_Exercise brief_. Write out each line exactly as given. Leave the pictures out of your copy.

_Stored data_.
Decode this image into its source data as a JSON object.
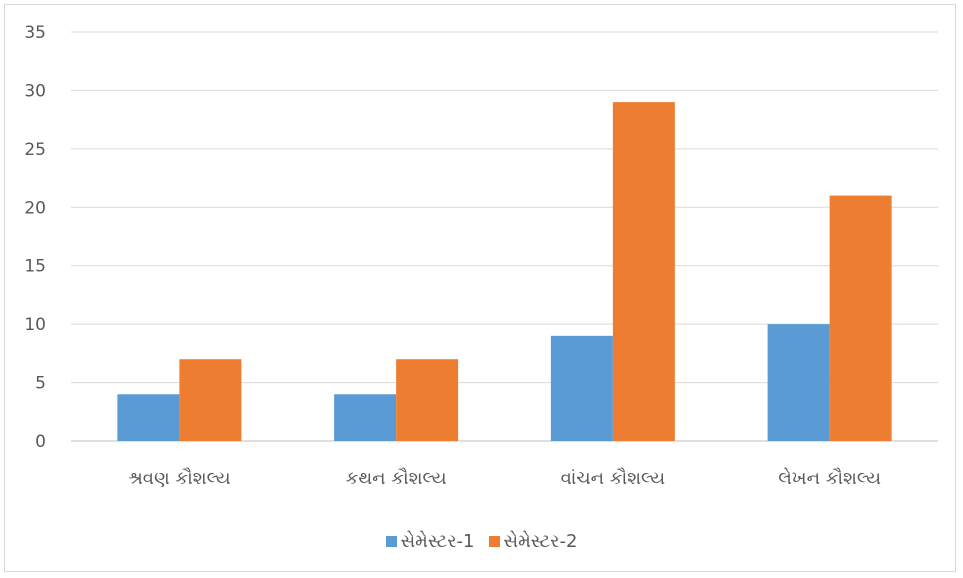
{
  "chart_data": {
    "type": "bar",
    "categories": [
      "શ્રવણ કૌશલ્ય",
      "કથન કૌશલ્ય",
      "વાંચન કૌશલ્ય",
      "લેખન કૌશલ્ય"
    ],
    "series": [
      {
        "name": "સેમેસ્ટર-1",
        "values": [
          4,
          4,
          9,
          10
        ],
        "color": "#5b9bd5"
      },
      {
        "name": "સેમેસ્ટર-2",
        "values": [
          7,
          7,
          29,
          21
        ],
        "color": "#ed7d31"
      }
    ],
    "ylim": [
      0,
      35
    ],
    "yticks": [
      0,
      5,
      10,
      15,
      20,
      25,
      30,
      35
    ],
    "grid": true,
    "legend_position": "bottom"
  }
}
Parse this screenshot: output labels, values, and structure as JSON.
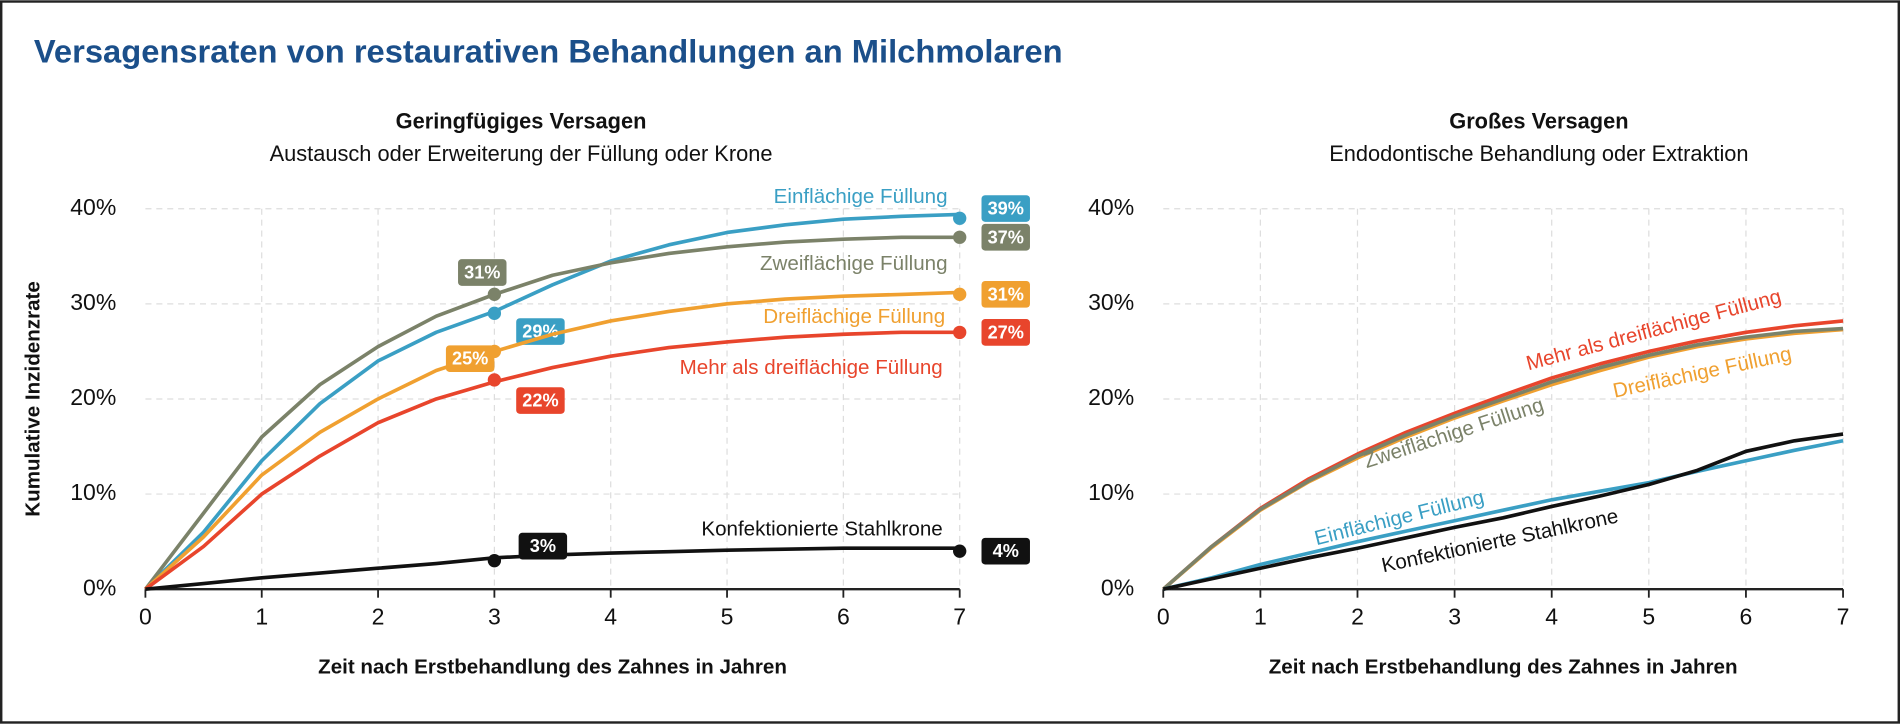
{
  "title": "Versagensraten von restaurativen Behandlungen an Milchmolaren",
  "chart_data": [
    {
      "type": "line",
      "title": "Geringfügiges Versagen",
      "subtitle": "Austausch oder Erweiterung der Füllung oder Krone",
      "y_label": "Kumulative Inzidenzrate",
      "x_label": "Zeit nach Erstbehandlung des Zahnes in Jahren",
      "x": [
        0,
        0.5,
        1,
        1.5,
        2,
        2.5,
        3,
        3.5,
        4,
        4.5,
        5,
        5.5,
        6,
        6.5,
        7
      ],
      "xlim": [
        0,
        7
      ],
      "xticks": [
        0,
        1,
        2,
        3,
        4,
        5,
        6,
        7
      ],
      "ylim": [
        0,
        40
      ],
      "yticks": [
        {
          "value": 0,
          "label": "0%"
        },
        {
          "value": 10,
          "label": "10%"
        },
        {
          "value": 20,
          "label": "20%"
        },
        {
          "value": 30,
          "label": "30%"
        },
        {
          "value": 40,
          "label": "40%"
        }
      ],
      "grid": true,
      "series": [
        {
          "name": "Einflächige Füllung",
          "color": "#3a9fc4",
          "values": [
            0,
            6,
            13.5,
            19.5,
            24,
            27,
            29.2,
            32,
            34.5,
            36.2,
            37.5,
            38.3,
            38.9,
            39.2,
            39.4
          ],
          "points": {
            "x": [
              3,
              7
            ],
            "values": [
              29,
              39
            ],
            "value_labels": [
              "29%",
              "39%"
            ]
          }
        },
        {
          "name": "Zweiflächige Füllung",
          "color": "#7b8269",
          "values": [
            0,
            8,
            16,
            21.5,
            25.5,
            28.7,
            31,
            33,
            34.3,
            35.3,
            36,
            36.5,
            36.8,
            37,
            37
          ],
          "points": {
            "x": [
              3,
              7
            ],
            "values": [
              31,
              37
            ],
            "value_labels": [
              "31%",
              "37%"
            ]
          }
        },
        {
          "name": "Dreiflächige Füllung",
          "color": "#f0a030",
          "values": [
            0,
            5.5,
            12,
            16.5,
            20,
            23,
            25,
            26.8,
            28.2,
            29.2,
            30,
            30.5,
            30.8,
            31,
            31.2
          ],
          "points": {
            "x": [
              3,
              7
            ],
            "values": [
              25,
              31
            ],
            "value_labels": [
              "25%",
              "31%"
            ]
          }
        },
        {
          "name": "Mehr als dreiflächige Füllung",
          "color": "#e8452c",
          "values": [
            0,
            4.5,
            10,
            14,
            17.5,
            20,
            21.8,
            23.3,
            24.5,
            25.4,
            26,
            26.5,
            26.8,
            27,
            27
          ],
          "points": {
            "x": [
              3,
              7
            ],
            "values": [
              22,
              27
            ],
            "value_labels": [
              "22%",
              "27%"
            ]
          }
        },
        {
          "name": "Konfektionierte Stahlkrone",
          "color": "#111111",
          "values": [
            0,
            0.6,
            1.2,
            1.7,
            2.2,
            2.7,
            3.3,
            3.6,
            3.8,
            3.95,
            4.1,
            4.2,
            4.3,
            4.3,
            4.3
          ],
          "points": {
            "x": [
              3,
              7
            ],
            "values": [
              3,
              4
            ],
            "value_labels": [
              "3%",
              "4%"
            ]
          }
        }
      ]
    },
    {
      "type": "line",
      "title": "Großes Versagen",
      "subtitle": "Endodontische Behandlung oder Extraktion",
      "x_label": "Zeit nach Erstbehandlung des Zahnes in Jahren",
      "x": [
        0,
        0.5,
        1,
        1.5,
        2,
        2.5,
        3,
        3.5,
        4,
        4.5,
        5,
        5.5,
        6,
        6.5,
        7
      ],
      "xlim": [
        0,
        7
      ],
      "xticks": [
        0,
        1,
        2,
        3,
        4,
        5,
        6,
        7
      ],
      "ylim": [
        0,
        40
      ],
      "yticks": [
        {
          "value": 0,
          "label": "0%"
        },
        {
          "value": 10,
          "label": "10%"
        },
        {
          "value": 20,
          "label": "20%"
        },
        {
          "value": 30,
          "label": "30%"
        },
        {
          "value": 40,
          "label": "40%"
        }
      ],
      "grid": true,
      "series": [
        {
          "name": "Mehr als dreiflächige Füllung",
          "color": "#e8452c",
          "values": [
            0,
            4.5,
            8.5,
            11.6,
            14.2,
            16.5,
            18.5,
            20.4,
            22.2,
            23.7,
            25,
            26.1,
            27,
            27.7,
            28.2
          ]
        },
        {
          "name": "Dreiflächige Füllung",
          "color": "#f0a030",
          "values": [
            0,
            4.4,
            8.3,
            11.3,
            13.8,
            16,
            18,
            19.8,
            21.5,
            23,
            24.4,
            25.5,
            26.3,
            26.9,
            27.3
          ]
        },
        {
          "name": "Zweiflächige Füllung",
          "color": "#7b8269",
          "values": [
            0,
            4.5,
            8.4,
            11.4,
            14,
            16.2,
            18.2,
            20,
            21.8,
            23.3,
            24.6,
            25.7,
            26.5,
            27.1,
            27.4
          ]
        },
        {
          "name": "Einflächige Füllung",
          "color": "#3a9fc4",
          "values": [
            0,
            1.2,
            2.6,
            3.8,
            5,
            6.1,
            7.2,
            8.3,
            9.4,
            10.3,
            11.2,
            12.4,
            13.5,
            14.6,
            15.6
          ]
        },
        {
          "name": "Konfektionierte Stahlkrone",
          "color": "#111111",
          "values": [
            0,
            1.1,
            2.2,
            3.3,
            4.3,
            5.4,
            6.5,
            7.5,
            8.7,
            9.8,
            11,
            12.5,
            14.5,
            15.6,
            16.3
          ]
        }
      ]
    }
  ]
}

_Full response_.
Decode this image into its source data as a JSON object.
{
  "chart_data": {
    "type": "bar",
    "categories": [
      "શ્રવણ કૌશલ્ય",
      "કથન કૌશલ્ય",
      "વાંચન કૌશલ્ય",
      "લેખન કૌશલ્ય"
    ],
    "series": [
      {
        "name": "સેમેસ્ટર-1",
        "values": [
          4,
          4,
          9,
          10
        ],
        "color": "#5b9bd5"
      },
      {
        "name": "સેમેસ્ટર-2",
        "values": [
          7,
          7,
          29,
          21
        ],
        "color": "#ed7d31"
      }
    ],
    "ylim": [
      0,
      35
    ],
    "yticks": [
      0,
      5,
      10,
      15,
      20,
      25,
      30,
      35
    ],
    "grid": true,
    "legend_position": "bottom"
  }
}
Parse this screenshot: output labels, values, and structure as JSON.
{
  "title": "Versagensraten von restaurativen Behandlungen an Milchmolaren",
  "chart_data": [
    {
      "type": "line",
      "title": "Geringfügiges Versagen",
      "subtitle": "Austausch oder Erweiterung der Füllung oder Krone",
      "y_label": "Kumulative Inzidenzrate",
      "x_label": "Zeit nach Erstbehandlung des Zahnes in Jahren",
      "x": [
        0,
        0.5,
        1,
        1.5,
        2,
        2.5,
        3,
        3.5,
        4,
        4.5,
        5,
        5.5,
        6,
        6.5,
        7
      ],
      "xlim": [
        0,
        7
      ],
      "xticks": [
        0,
        1,
        2,
        3,
        4,
        5,
        6,
        7
      ],
      "ylim": [
        0,
        40
      ],
      "yticks": [
        {
          "value": 0,
          "label": "0%"
        },
        {
          "value": 10,
          "label": "10%"
        },
        {
          "value": 20,
          "label": "20%"
        },
        {
          "value": 30,
          "label": "30%"
        },
        {
          "value": 40,
          "label": "40%"
        }
      ],
      "grid": true,
      "series": [
        {
          "name": "Einflächige Füllung",
          "color": "#3a9fc4",
          "values": [
            0,
            6,
            13.5,
            19.5,
            24,
            27,
            29.2,
            32,
            34.5,
            36.2,
            37.5,
            38.3,
            38.9,
            39.2,
            39.4
          ],
          "points": {
            "x": [
              3,
              7
            ],
            "values": [
              29,
              39
            ],
            "value_labels": [
              "29%",
              "39%"
            ]
          }
        },
        {
          "name": "Zweiflächige Füllung",
          "color": "#7b8269",
          "values": [
            0,
            8,
            16,
            21.5,
            25.5,
            28.7,
            31,
            33,
            34.3,
            35.3,
            36,
            36.5,
            36.8,
            37,
            37
          ],
          "points": {
            "x": [
              3,
              7
            ],
            "values": [
              31,
              37
            ],
            "value_labels": [
              "31%",
              "37%"
            ]
          }
        },
        {
          "name": "Dreiflächige Füllung",
          "color": "#f0a030",
          "values": [
            0,
            5.5,
            12,
            16.5,
            20,
            23,
            25,
            26.8,
            28.2,
            29.2,
            30,
            30.5,
            30.8,
            31,
            31.2
          ],
          "points": {
            "x": [
              3,
              7
            ],
            "values": [
              25,
              31
            ],
            "value_labels": [
              "25%",
              "31%"
            ]
          }
        },
        {
          "name": "Mehr als dreiflächige Füllung",
          "color": "#e8452c",
          "values": [
            0,
            4.5,
            10,
            14,
            17.5,
            20,
            21.8,
            23.3,
            24.5,
            25.4,
            26,
            26.5,
            26.8,
            27,
            27
          ],
          "points": {
            "x": [
              3,
              7
            ],
            "values": [
              22,
              27
            ],
            "value_labels": [
              "22%",
              "27%"
            ]
          }
        },
        {
          "name": "Konfektionierte Stahlkrone",
          "color": "#111111",
          "values": [
            0,
            0.6,
            1.2,
            1.7,
            2.2,
            2.7,
            3.3,
            3.6,
            3.8,
            3.95,
            4.1,
            4.2,
            4.3,
            4.3,
            4.3
          ],
          "points": {
            "x": [
              3,
              7
            ],
            "values": [
              3,
              4
            ],
            "value_labels": [
              "3%",
              "4%"
            ]
          }
        }
      ]
    },
    {
      "type": "line",
      "title": "Großes Versagen",
      "subtitle": "Endodontische Behandlung oder Extraktion",
      "x_label": "Zeit nach Erstbehandlung des Zahnes in Jahren",
      "x": [
        0,
        0.5,
        1,
        1.5,
        2,
        2.5,
        3,
        3.5,
        4,
        4.5,
        5,
        5.5,
        6,
        6.5,
        7
      ],
      "xlim": [
        0,
        7
      ],
      "xticks": [
        0,
        1,
        2,
        3,
        4,
        5,
        6,
        7
      ],
      "ylim": [
        0,
        40
      ],
      "yticks": [
        {
          "value": 0,
          "label": "0%"
        },
        {
          "value": 10,
          "label": "10%"
        },
        {
          "value": 20,
          "label": "20%"
        },
        {
          "value": 30,
          "label": "30%"
        },
        {
          "value": 40,
          "label": "40%"
        }
      ],
      "grid": true,
      "series": [
        {
          "name": "Mehr als dreiflächige Füllung",
          "color": "#e8452c",
          "values": [
            0,
            4.5,
            8.5,
            11.6,
            14.2,
            16.5,
            18.5,
            20.4,
            22.2,
            23.7,
            25,
            26.1,
            27,
            27.7,
            28.2
          ]
        },
        {
          "name": "Dreiflächige Füllung",
          "color": "#f0a030",
          "values": [
            0,
            4.4,
            8.3,
            11.3,
            13.8,
            16,
            18,
            19.8,
            21.5,
            23,
            24.4,
            25.5,
            26.3,
            26.9,
            27.3
          ]
        },
        {
          "name": "Zweiflächige Füllung",
          "color": "#7b8269",
          "values": [
            0,
            4.5,
            8.4,
            11.4,
            14,
            16.2,
            18.2,
            20,
            21.8,
            23.3,
            24.6,
            25.7,
            26.5,
            27.1,
            27.4
          ]
        },
        {
          "name": "Einflächige Füllung",
          "color": "#3a9fc4",
          "values": [
            0,
            1.2,
            2.6,
            3.8,
            5,
            6.1,
            7.2,
            8.3,
            9.4,
            10.3,
            11.2,
            12.4,
            13.5,
            14.6,
            15.6
          ]
        },
        {
          "name": "Konfektionierte Stahlkrone",
          "color": "#111111",
          "values": [
            0,
            1.1,
            2.2,
            3.3,
            4.3,
            5.4,
            6.5,
            7.5,
            8.7,
            9.8,
            11,
            12.5,
            14.5,
            15.6,
            16.3
          ]
        }
      ]
    }
  ]
}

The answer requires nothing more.